Find the string "heading" in the entries and copy each line that has it.

####################

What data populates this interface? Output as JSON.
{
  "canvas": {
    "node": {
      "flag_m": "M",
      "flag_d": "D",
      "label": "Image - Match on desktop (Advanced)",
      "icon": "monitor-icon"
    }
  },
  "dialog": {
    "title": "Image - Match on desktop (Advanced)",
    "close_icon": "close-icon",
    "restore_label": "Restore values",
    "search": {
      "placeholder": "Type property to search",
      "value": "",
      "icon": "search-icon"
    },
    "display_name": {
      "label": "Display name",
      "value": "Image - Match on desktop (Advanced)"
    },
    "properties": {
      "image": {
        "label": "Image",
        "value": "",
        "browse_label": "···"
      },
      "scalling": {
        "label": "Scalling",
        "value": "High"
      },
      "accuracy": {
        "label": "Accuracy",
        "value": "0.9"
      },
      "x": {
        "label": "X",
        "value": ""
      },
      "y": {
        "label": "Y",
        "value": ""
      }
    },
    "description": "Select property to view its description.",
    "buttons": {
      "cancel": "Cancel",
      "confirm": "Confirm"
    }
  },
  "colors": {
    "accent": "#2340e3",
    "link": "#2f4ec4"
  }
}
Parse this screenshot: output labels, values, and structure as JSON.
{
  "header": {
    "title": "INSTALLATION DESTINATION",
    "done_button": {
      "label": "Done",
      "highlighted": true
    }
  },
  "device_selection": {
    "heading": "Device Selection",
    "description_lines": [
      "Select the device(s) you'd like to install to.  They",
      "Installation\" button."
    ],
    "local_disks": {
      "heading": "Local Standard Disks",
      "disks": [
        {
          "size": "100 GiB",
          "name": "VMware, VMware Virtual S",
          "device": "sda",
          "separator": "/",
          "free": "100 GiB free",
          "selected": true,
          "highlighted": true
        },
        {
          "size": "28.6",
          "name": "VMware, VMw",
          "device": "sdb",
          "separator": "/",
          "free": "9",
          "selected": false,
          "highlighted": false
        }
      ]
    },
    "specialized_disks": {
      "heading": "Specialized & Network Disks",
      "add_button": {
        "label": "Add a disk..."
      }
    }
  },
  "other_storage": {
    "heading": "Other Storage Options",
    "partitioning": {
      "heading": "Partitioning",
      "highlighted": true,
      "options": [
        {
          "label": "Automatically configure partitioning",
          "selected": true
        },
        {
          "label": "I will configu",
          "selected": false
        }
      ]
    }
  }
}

####################

• [Written solution]
    "heading": "Device Selection",
      "heading": "Local Standard Disks",
      "heading": "Specialized & Network Disks",
    "heading": "Other Storage Options",
      "heading": "Partitioning",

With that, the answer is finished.